DATA SECTION:
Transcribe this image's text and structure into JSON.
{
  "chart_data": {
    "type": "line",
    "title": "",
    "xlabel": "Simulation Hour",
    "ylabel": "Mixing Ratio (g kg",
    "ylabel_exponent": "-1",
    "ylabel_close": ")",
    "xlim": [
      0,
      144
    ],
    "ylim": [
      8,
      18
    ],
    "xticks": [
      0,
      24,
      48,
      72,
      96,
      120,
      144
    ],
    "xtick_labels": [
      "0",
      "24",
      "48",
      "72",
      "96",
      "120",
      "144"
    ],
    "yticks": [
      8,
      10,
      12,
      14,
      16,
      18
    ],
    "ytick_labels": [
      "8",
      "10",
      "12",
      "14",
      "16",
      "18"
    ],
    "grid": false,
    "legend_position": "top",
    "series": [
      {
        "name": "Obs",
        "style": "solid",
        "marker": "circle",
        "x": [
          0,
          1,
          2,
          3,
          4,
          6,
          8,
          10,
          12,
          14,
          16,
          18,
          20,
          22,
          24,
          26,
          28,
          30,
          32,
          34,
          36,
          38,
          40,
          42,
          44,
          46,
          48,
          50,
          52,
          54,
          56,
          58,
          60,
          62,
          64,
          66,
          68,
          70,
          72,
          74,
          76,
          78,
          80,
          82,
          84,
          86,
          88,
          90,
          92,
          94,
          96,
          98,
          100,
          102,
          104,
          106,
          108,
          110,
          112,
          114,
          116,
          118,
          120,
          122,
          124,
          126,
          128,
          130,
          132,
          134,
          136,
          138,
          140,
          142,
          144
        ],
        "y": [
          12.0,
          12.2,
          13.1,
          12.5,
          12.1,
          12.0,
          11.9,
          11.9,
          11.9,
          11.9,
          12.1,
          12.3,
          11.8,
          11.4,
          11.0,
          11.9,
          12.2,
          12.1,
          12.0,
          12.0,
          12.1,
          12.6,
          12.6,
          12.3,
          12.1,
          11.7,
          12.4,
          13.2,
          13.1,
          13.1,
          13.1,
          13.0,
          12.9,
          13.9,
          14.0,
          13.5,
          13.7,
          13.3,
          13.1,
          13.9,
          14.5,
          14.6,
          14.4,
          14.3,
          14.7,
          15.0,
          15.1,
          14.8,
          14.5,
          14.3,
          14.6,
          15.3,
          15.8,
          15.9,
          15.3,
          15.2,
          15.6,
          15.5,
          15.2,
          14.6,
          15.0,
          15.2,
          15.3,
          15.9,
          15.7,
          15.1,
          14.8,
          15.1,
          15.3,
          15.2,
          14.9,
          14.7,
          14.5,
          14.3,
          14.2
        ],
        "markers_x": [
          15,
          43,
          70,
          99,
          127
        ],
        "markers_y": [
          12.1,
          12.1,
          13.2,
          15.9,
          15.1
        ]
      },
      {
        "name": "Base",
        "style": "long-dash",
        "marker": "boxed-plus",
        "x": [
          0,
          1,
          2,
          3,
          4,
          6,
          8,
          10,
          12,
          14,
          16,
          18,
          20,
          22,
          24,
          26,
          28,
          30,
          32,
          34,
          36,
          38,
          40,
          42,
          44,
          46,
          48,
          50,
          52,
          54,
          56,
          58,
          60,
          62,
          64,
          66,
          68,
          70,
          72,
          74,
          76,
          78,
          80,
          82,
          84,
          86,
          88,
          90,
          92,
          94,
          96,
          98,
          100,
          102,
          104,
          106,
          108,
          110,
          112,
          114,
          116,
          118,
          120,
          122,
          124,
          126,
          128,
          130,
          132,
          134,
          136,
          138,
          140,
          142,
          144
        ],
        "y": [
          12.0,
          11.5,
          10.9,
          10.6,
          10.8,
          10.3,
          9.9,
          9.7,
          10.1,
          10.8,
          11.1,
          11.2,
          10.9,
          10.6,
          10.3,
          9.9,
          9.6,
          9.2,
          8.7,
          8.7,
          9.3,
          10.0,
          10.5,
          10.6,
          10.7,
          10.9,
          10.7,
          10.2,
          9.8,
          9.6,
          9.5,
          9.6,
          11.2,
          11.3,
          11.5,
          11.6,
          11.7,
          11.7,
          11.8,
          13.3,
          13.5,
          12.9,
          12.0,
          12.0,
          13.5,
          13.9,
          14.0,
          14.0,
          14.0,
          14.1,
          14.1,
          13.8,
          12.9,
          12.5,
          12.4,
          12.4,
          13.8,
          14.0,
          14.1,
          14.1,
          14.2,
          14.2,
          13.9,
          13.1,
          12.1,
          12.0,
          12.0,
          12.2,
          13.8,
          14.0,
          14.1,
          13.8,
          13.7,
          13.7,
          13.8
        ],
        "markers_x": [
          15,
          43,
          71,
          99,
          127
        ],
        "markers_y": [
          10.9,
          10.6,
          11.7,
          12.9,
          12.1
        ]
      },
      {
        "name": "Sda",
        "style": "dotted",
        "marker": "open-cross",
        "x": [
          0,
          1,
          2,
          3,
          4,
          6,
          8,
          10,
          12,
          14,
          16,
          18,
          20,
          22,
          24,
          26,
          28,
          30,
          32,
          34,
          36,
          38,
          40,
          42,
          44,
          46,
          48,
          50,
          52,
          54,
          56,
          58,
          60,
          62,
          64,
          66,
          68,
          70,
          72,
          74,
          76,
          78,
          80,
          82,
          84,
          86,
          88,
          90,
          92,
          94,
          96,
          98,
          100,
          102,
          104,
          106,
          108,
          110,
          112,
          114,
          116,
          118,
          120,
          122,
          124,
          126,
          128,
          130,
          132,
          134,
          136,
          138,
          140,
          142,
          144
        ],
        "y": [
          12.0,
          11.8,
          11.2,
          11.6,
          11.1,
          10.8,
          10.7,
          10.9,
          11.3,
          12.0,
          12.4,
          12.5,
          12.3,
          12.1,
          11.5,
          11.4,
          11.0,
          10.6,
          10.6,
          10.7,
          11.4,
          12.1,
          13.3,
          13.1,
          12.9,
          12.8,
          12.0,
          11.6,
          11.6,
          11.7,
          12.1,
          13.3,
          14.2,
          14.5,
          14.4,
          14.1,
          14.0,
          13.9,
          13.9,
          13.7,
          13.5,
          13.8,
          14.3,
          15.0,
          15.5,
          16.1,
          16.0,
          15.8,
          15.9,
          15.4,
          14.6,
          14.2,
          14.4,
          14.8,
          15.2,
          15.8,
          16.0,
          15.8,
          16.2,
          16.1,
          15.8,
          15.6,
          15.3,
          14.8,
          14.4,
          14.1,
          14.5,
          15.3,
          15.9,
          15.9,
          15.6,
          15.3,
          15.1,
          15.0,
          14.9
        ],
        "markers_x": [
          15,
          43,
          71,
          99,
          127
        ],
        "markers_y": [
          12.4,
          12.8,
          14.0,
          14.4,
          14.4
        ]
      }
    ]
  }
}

BRIEF:
Your task is to pick out every line with the string "style" and copy it.

SOLUTION:
        "style": "solid",
        "style": "long-dash",
        "style": "dotted",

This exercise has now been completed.